GOAL OF THE EXERCISE ▸ Locate the line containing "Read out every word on this page." in the material below; repeat it and every line after it, exactly as written.

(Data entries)
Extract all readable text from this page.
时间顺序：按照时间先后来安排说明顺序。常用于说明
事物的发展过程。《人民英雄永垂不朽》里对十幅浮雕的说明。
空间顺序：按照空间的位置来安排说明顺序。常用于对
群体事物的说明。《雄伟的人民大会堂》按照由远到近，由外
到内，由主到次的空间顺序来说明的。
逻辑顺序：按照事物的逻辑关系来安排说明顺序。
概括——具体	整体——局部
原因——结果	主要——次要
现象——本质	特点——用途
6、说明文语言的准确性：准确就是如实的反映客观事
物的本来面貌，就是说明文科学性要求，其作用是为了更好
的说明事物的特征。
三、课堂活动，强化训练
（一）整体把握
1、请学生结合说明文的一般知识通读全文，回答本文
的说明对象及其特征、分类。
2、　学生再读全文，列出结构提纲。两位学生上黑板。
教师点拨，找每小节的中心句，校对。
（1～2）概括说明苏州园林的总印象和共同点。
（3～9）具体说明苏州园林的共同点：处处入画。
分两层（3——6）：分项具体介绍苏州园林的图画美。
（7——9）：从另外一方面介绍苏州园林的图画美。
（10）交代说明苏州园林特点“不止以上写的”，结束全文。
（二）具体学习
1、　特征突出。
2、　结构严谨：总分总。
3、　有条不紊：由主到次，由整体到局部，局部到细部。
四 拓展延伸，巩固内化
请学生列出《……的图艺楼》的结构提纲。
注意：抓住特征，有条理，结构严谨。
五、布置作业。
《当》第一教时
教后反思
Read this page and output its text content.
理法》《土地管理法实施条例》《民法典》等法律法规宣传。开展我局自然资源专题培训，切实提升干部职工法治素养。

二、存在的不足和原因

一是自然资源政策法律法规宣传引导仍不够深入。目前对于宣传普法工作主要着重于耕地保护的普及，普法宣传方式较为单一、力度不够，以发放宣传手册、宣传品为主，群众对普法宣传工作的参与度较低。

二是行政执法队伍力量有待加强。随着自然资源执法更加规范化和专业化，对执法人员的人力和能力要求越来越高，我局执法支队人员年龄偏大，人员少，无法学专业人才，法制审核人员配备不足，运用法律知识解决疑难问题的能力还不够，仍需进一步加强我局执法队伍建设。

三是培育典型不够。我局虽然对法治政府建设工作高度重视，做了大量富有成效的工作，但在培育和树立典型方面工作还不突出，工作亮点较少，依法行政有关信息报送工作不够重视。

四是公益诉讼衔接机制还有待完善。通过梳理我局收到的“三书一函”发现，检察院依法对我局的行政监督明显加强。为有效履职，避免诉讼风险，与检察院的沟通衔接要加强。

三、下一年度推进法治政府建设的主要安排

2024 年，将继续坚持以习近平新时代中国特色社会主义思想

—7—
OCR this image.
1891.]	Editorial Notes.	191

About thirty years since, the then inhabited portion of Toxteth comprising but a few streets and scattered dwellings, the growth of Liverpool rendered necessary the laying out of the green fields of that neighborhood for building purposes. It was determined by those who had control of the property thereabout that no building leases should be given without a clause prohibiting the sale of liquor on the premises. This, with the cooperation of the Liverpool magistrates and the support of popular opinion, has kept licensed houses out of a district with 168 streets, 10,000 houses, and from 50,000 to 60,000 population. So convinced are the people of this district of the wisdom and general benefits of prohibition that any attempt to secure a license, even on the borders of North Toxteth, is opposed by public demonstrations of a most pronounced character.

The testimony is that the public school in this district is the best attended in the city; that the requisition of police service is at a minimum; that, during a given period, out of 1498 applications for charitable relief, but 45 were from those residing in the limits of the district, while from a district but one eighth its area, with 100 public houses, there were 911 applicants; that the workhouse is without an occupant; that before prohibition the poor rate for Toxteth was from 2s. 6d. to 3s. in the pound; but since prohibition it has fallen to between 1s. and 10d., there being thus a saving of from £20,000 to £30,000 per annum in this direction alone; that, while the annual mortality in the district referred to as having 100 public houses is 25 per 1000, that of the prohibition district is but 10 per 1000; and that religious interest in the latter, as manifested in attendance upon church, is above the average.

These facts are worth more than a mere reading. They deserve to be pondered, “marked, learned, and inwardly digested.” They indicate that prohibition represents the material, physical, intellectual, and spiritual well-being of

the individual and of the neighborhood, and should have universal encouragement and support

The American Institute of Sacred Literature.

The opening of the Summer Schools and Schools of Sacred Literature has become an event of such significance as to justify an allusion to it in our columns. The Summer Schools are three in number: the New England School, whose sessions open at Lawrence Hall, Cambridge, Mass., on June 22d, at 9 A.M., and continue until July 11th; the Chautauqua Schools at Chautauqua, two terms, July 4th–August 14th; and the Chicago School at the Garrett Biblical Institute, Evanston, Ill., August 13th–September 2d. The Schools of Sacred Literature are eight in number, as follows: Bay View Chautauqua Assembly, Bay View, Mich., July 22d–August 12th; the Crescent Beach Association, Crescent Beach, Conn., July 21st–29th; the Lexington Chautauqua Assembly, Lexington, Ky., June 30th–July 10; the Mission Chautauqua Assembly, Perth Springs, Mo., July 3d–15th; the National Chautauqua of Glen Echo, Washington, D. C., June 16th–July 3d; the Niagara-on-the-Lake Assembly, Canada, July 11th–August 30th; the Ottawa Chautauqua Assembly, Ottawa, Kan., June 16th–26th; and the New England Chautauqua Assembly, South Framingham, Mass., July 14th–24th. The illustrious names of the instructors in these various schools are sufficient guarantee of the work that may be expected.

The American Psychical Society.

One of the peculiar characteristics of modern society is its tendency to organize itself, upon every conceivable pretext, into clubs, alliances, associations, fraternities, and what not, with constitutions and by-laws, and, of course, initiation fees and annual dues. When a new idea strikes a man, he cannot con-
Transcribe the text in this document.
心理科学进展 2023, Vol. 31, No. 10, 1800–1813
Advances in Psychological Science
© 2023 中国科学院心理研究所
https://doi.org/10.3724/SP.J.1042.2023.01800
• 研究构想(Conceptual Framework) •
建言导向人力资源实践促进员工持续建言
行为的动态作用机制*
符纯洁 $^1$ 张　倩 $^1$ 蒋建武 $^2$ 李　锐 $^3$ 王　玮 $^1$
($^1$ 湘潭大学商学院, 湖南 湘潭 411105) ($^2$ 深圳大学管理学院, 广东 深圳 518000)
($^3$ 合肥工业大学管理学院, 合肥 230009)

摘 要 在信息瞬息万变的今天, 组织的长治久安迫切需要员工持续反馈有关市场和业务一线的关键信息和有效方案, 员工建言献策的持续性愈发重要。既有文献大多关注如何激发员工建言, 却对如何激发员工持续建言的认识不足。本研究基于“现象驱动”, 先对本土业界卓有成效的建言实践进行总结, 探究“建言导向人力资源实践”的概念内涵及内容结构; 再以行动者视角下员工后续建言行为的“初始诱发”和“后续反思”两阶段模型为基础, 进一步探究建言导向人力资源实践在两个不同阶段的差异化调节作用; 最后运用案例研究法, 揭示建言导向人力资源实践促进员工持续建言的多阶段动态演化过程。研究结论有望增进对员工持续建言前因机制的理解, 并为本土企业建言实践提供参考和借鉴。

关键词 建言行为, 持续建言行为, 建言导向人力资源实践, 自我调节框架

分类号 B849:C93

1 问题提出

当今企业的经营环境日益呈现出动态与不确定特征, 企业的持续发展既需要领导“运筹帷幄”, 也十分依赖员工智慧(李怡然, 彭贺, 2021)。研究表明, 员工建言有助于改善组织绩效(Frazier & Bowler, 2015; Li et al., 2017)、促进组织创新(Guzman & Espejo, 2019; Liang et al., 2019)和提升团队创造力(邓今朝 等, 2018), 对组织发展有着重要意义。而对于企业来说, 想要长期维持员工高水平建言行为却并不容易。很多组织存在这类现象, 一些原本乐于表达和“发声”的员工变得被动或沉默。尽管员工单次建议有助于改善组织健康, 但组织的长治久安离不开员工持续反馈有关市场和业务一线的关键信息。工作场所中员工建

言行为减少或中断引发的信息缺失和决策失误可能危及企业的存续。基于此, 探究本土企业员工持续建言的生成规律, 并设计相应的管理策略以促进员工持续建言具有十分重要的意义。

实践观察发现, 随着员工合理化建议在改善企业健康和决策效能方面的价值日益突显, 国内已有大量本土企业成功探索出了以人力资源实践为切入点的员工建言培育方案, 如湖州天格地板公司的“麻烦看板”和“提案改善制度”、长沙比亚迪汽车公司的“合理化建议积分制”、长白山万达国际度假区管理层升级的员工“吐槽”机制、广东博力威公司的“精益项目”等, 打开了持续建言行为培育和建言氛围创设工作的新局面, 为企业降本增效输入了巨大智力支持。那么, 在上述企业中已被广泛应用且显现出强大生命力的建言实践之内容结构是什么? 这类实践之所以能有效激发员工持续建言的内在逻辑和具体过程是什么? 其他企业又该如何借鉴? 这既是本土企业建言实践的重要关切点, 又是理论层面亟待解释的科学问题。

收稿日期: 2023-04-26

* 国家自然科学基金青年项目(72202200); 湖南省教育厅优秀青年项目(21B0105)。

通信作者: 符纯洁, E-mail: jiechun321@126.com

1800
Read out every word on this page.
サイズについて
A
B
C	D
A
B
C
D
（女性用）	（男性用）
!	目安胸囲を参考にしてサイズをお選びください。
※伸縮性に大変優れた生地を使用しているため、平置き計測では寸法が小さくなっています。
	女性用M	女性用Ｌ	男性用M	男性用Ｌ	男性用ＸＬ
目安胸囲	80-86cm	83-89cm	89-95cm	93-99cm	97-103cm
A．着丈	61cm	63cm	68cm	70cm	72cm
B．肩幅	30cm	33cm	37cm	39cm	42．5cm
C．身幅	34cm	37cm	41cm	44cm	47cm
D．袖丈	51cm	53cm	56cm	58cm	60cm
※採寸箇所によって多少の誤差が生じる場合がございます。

OUTPUT BELOW ▸
Read out every word on this page.
サイズについて
A
B
C	D
A
B
C
D
（女性用）	（男性用）
!	目安胸囲を参考にしてサイズをお選びください。
※伸縮性に大変優れた生地を使用しているため、平置き計測では寸法が小さくなっています。
	女性用M	女性用Ｌ	男性用M	男性用Ｌ	男性用ＸＬ
目安胸囲	80-86cm	83-89cm	89-95cm	93-99cm	97-103cm
A．着丈	61cm	63cm	68cm	70cm	72cm
B．肩幅	30cm	33cm	37cm	39cm	42．5cm
C．身幅	34cm	37cm	41cm	44cm	47cm
D．袖丈	51cm	53cm	56cm	58cm	60cm
※採寸箇所によって多少の誤差が生じる場合がございます。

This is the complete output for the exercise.